Figure data in JSON
************

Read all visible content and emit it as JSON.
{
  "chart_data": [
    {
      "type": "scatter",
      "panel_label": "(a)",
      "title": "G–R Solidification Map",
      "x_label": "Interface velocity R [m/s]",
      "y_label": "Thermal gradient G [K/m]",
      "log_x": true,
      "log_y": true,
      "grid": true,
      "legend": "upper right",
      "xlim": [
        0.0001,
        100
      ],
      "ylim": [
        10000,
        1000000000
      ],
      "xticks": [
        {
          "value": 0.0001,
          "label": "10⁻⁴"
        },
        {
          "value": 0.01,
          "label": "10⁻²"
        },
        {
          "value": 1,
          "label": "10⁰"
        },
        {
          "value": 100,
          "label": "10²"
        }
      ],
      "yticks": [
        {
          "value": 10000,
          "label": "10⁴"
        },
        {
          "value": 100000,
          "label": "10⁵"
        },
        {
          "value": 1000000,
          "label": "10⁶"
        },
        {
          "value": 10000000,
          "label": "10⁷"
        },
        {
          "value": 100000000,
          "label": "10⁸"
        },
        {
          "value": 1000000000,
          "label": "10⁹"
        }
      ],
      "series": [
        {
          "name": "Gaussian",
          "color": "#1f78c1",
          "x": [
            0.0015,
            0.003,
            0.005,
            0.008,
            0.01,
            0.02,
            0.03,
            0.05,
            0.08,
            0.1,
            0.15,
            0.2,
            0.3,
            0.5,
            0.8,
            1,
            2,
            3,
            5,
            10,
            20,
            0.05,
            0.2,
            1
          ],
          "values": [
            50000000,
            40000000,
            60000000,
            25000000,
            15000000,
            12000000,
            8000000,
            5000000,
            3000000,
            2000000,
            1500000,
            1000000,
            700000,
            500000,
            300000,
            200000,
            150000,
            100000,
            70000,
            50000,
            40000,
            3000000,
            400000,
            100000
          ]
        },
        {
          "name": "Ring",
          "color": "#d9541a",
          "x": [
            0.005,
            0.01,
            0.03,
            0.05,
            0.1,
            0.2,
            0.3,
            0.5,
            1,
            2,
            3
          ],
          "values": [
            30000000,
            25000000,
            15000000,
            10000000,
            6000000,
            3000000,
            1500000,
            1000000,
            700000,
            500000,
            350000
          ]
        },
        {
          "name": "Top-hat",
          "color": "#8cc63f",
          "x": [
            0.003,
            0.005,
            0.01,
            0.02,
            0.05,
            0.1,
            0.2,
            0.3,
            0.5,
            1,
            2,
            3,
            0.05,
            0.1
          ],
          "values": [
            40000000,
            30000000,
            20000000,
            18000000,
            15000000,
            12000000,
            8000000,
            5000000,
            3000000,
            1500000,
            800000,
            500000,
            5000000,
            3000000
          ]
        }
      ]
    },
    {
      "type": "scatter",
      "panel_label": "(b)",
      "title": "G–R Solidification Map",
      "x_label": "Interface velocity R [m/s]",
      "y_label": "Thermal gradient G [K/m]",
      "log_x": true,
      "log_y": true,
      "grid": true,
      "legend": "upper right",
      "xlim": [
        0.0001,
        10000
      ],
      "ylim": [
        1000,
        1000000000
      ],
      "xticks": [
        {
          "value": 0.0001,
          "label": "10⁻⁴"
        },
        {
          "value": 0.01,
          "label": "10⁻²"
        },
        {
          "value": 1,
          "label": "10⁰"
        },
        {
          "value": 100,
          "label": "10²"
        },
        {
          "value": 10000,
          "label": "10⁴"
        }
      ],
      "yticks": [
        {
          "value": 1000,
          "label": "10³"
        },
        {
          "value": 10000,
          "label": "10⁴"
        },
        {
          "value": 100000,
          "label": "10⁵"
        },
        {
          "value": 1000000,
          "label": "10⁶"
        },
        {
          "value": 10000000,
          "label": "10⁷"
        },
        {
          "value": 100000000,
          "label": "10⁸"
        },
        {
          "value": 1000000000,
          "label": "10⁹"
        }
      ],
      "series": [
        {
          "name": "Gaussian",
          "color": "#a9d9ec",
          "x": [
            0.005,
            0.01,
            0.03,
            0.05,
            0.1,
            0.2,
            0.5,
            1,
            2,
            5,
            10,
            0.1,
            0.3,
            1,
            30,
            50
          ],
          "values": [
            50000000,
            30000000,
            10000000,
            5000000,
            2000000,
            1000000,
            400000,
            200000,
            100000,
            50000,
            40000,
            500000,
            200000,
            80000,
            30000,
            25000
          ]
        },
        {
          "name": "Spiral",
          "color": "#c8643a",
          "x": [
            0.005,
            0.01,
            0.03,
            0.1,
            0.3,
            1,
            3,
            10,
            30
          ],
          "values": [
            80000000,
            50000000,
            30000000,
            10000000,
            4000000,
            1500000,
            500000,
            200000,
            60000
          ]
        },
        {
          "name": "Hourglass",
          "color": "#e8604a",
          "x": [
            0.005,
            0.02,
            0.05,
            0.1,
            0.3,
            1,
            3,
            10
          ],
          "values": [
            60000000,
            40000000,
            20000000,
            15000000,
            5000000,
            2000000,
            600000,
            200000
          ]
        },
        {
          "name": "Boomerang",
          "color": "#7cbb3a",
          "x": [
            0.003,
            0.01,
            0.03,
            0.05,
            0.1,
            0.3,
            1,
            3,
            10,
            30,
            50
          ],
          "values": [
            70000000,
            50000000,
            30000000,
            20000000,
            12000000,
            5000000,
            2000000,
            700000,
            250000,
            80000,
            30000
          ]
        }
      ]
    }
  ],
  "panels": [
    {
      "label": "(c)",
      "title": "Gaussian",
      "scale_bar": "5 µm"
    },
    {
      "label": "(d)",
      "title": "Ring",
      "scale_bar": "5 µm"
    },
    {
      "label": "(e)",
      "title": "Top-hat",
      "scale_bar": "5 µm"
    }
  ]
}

************

Write every record out again, unaltered.

◆ **Solved problem**
Read all visible content and emit it as JSON.
{
  "chart_data": [
    {
      "type": "scatter",
      "panel_label": "(a)",
      "title": "G–R Solidification Map",
      "x_label": "Interface velocity R [m/s]",
      "y_label": "Thermal gradient G [K/m]",
      "log_x": true,
      "log_y": true,
      "grid": true,
      "legend": "upper right",
      "xlim": [
        0.0001,
        100
      ],
      "ylim": [
        10000,
        1000000000
      ],
      "xticks": [
        {
          "value": 0.0001,
          "label": "10⁻⁴"
        },
        {
          "value": 0.01,
          "label": "10⁻²"
        },
        {
          "value": 1,
          "label": "10⁰"
        },
        {
          "value": 100,
          "label": "10²"
        }
      ],
      "yticks": [
        {
          "value": 10000,
          "label": "10⁴"
        },
        {
          "value": 100000,
          "label": "10⁵"
        },
        {
          "value": 1000000,
          "label": "10⁶"
        },
        {
          "value": 10000000,
          "label": "10⁷"
        },
        {
          "value": 100000000,
          "label": "10⁸"
        },
        {
          "value": 1000000000,
          "label": "10⁹"
        }
      ],
      "series": [
        {
          "name": "Gaussian",
          "color": "#1f78c1",
          "x": [
            0.0015,
            0.003,
            0.005,
            0.008,
            0.01,
            0.02,
            0.03,
            0.05,
            0.08,
            0.1,
            0.15,
            0.2,
            0.3,
            0.5,
            0.8,
            1,
            2,
            3,
            5,
            10,
            20,
            0.05,
            0.2,
            1
          ],
          "values": [
            50000000,
            40000000,
            60000000,
            25000000,
            15000000,
            12000000,
            8000000,
            5000000,
            3000000,
            2000000,
            1500000,
            1000000,
            700000,
            500000,
            300000,
            200000,
            150000,
            100000,
            70000,
            50000,
            40000,
            3000000,
            400000,
            100000
          ]
        },
        {
          "name": "Ring",
          "color": "#d9541a",
          "x": [
            0.005,
            0.01,
            0.03,
            0.05,
            0.1,
            0.2,
            0.3,
            0.5,
            1,
            2,
            3
          ],
          "values": [
            30000000,
            25000000,
            15000000,
            10000000,
            6000000,
            3000000,
            1500000,
            1000000,
            700000,
            500000,
            350000
          ]
        },
        {
          "name": "Top-hat",
          "color": "#8cc63f",
          "x": [
            0.003,
            0.005,
            0.01,
            0.02,
            0.05,
            0.1,
            0.2,
            0.3,
            0.5,
            1,
            2,
            3,
            0.05,
            0.1
          ],
          "values": [
            40000000,
            30000000,
            20000000,
            18000000,
            15000000,
            12000000,
            8000000,
            5000000,
            3000000,
            1500000,
            800000,
            500000,
            5000000,
            3000000
          ]
        }
      ]
    },
    {
      "type": "scatter",
      "panel_label": "(b)",
      "title": "G–R Solidification Map",
      "x_label": "Interface velocity R [m/s]",
      "y_label": "Thermal gradient G [K/m]",
      "log_x": true,
      "log_y": true,
      "grid": true,
      "legend": "upper right",
      "xlim": [
        0.0001,
        10000
      ],
      "ylim": [
        1000,
        1000000000
      ],
      "xticks": [
        {
          "value": 0.0001,
          "label": "10⁻⁴"
        },
        {
          "value": 0.01,
          "label": "10⁻²"
        },
        {
          "value": 1,
          "label": "10⁰"
        },
        {
          "value": 100,
          "label": "10²"
        },
        {
          "value": 10000,
          "label": "10⁴"
        }
      ],
      "yticks": [
        {
          "value": 1000,
          "label": "10³"
        },
        {
          "value": 10000,
          "label": "10⁴"
        },
        {
          "value": 100000,
          "label": "10⁵"
        },
        {
          "value": 1000000,
          "label": "10⁶"
        },
        {
          "value": 10000000,
          "label": "10⁷"
        },
        {
          "value": 100000000,
          "label": "10⁸"
        },
        {
          "value": 1000000000,
          "label": "10⁹"
        }
      ],
      "series": [
        {
          "name": "Gaussian",
          "color": "#a9d9ec",
          "x": [
            0.005,
            0.01,
            0.03,
            0.05,
            0.1,
            0.2,
            0.5,
            1,
            2,
            5,
            10,
            0.1,
            0.3,
            1,
            30,
            50
          ],
          "values": [
            50000000,
            30000000,
            10000000,
            5000000,
            2000000,
            1000000,
            400000,
            200000,
            100000,
            50000,
            40000,
            500000,
            200000,
            80000,
            30000,
            25000
          ]
        },
        {
          "name": "Spiral",
          "color": "#c8643a",
          "x": [
            0.005,
            0.01,
            0.03,
            0.1,
            0.3,
            1,
            3,
            10,
            30
          ],
          "values": [
            80000000,
            50000000,
            30000000,
            10000000,
            4000000,
            1500000,
            500000,
            200000,
            60000
          ]
        },
        {
          "name": "Hourglass",
          "color": "#e8604a",
          "x": [
            0.005,
            0.02,
            0.05,
            0.1,
            0.3,
            1,
            3,
            10
          ],
          "values": [
            60000000,
            40000000,
            20000000,
            15000000,
            5000000,
            2000000,
            600000,
            200000
          ]
        },
        {
          "name": "Boomerang",
          "color": "#7cbb3a",
          "x": [
            0.003,
            0.01,
            0.03,
            0.05,
            0.1,
            0.3,
            1,
            3,
            10,
            30,
            50
          ],
          "values": [
            70000000,
            50000000,
            30000000,
            20000000,
            12000000,
            5000000,
            2000000,
            700000,
            250000,
            80000,
            30000
          ]
        }
      ]
    }
  ],
  "panels": [
    {
      "label": "(c)",
      "title": "Gaussian",
      "scale_bar": "5 µm"
    },
    {
      "label": "(d)",
      "title": "Ring",
      "scale_bar": "5 µm"
    },
    {
      "label": "(e)",
      "title": "Top-hat",
      "scale_bar": "5 µm"
    }
  ]
}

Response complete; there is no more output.